(What is expected):
Filter the data below for the string "sisaldada" and copy each matching line.

(Information provided):
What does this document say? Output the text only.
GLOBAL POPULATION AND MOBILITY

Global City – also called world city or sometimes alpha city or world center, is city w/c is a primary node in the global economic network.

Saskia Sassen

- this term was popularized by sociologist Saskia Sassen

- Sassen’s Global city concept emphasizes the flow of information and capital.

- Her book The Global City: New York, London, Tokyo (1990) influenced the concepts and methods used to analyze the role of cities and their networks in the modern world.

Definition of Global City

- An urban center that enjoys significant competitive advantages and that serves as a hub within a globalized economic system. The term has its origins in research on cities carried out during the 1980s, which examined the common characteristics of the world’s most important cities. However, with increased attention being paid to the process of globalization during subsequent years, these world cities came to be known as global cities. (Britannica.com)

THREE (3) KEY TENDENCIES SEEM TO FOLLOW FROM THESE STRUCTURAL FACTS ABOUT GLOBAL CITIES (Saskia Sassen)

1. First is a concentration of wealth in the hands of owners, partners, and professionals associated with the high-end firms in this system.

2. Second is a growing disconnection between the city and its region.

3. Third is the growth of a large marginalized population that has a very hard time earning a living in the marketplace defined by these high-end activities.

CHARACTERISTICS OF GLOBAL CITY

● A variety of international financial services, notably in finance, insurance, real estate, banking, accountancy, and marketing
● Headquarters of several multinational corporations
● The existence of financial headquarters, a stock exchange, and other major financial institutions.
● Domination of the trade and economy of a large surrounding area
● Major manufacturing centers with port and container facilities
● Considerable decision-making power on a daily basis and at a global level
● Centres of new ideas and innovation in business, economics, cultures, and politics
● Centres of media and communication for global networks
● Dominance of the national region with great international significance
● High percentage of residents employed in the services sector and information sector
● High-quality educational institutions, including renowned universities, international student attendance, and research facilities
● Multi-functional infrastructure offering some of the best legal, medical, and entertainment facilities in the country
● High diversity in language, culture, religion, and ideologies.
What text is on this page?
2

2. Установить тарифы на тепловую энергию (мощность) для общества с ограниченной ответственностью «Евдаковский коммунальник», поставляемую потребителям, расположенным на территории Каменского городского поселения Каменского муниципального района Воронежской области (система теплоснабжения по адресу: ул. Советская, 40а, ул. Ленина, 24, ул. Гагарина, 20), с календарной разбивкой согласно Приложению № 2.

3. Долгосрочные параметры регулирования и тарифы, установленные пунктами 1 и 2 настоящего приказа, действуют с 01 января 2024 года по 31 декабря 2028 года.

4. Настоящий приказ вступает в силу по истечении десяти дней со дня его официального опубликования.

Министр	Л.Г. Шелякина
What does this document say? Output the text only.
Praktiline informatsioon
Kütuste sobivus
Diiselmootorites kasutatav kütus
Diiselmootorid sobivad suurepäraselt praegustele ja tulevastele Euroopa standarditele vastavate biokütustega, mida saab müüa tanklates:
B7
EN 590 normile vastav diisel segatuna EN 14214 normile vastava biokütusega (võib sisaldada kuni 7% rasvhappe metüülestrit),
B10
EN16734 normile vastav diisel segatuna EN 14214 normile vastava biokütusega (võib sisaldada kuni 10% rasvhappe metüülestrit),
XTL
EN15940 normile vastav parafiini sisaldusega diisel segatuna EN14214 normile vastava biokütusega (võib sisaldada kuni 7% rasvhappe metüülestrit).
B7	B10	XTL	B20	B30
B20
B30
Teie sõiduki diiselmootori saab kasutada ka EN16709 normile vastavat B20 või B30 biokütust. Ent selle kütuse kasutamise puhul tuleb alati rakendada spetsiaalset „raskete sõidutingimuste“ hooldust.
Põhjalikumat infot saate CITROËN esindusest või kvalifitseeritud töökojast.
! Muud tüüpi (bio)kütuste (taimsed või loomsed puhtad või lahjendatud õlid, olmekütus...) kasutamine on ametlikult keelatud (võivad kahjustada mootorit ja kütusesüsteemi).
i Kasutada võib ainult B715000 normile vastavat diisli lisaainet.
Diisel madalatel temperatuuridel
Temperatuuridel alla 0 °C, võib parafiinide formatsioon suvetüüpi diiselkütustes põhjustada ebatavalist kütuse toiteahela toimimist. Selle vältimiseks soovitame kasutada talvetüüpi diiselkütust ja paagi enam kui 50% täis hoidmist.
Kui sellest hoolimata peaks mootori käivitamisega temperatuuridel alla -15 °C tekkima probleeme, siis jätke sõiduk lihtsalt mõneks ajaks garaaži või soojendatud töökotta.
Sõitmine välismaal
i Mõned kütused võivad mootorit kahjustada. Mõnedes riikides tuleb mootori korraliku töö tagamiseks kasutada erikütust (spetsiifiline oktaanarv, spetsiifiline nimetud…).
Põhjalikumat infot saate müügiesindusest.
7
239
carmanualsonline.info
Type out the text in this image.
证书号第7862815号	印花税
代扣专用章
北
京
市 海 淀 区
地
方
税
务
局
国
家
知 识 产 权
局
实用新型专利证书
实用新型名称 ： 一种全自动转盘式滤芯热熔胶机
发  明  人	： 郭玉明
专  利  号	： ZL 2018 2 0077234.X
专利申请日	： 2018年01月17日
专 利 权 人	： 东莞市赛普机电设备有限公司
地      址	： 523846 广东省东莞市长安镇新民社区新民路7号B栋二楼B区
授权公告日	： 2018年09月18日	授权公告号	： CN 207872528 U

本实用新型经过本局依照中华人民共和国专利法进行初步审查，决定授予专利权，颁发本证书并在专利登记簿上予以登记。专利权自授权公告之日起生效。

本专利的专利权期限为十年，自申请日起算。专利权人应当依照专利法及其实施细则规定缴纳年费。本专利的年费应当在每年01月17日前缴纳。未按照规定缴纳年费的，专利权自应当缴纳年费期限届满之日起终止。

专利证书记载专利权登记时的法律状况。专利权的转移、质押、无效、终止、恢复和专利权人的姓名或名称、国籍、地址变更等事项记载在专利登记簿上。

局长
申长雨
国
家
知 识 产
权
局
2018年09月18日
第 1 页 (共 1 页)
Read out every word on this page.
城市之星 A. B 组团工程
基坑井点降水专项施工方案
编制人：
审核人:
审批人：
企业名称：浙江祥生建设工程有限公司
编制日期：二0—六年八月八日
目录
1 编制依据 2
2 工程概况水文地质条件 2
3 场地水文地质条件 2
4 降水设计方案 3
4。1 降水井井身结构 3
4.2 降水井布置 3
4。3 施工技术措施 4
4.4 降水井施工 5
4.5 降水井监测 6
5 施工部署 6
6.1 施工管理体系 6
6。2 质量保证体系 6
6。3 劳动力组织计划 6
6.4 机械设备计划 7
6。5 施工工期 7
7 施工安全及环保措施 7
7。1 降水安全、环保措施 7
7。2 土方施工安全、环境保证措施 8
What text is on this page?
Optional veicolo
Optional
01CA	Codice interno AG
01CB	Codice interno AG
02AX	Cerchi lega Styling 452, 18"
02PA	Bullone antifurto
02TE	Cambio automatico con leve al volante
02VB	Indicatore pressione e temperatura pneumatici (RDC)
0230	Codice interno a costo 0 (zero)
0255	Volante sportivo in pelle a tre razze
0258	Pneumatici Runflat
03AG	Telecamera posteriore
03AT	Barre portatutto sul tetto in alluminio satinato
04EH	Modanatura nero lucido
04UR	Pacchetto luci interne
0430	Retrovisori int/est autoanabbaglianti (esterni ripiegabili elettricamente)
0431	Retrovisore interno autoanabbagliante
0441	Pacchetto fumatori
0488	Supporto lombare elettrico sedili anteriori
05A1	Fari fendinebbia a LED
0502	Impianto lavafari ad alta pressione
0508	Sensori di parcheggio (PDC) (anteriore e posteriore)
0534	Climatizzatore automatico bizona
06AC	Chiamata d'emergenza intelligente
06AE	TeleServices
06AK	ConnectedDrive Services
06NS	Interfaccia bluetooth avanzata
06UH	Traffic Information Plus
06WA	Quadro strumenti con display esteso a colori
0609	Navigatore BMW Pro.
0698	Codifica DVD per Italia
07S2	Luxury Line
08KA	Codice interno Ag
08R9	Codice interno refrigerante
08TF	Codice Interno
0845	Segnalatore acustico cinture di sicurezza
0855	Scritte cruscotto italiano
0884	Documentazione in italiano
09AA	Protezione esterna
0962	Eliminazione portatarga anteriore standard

(In response):
EN 590 normile vastav diisel segatuna EN 14214 normile vastava biokütusega (võib sisaldada kuni 7% rasvhappe metüülestrit),
EN16734 normile vastav diisel segatuna EN 14214 normile vastava biokütusega (võib sisaldada kuni 10% rasvhappe metüülestrit),
EN15940 normile vastav parafiini sisaldusega diisel segatuna EN14214 normile vastava biokütusega (võib sisaldada kuni 7% rasvhappe metüülestrit).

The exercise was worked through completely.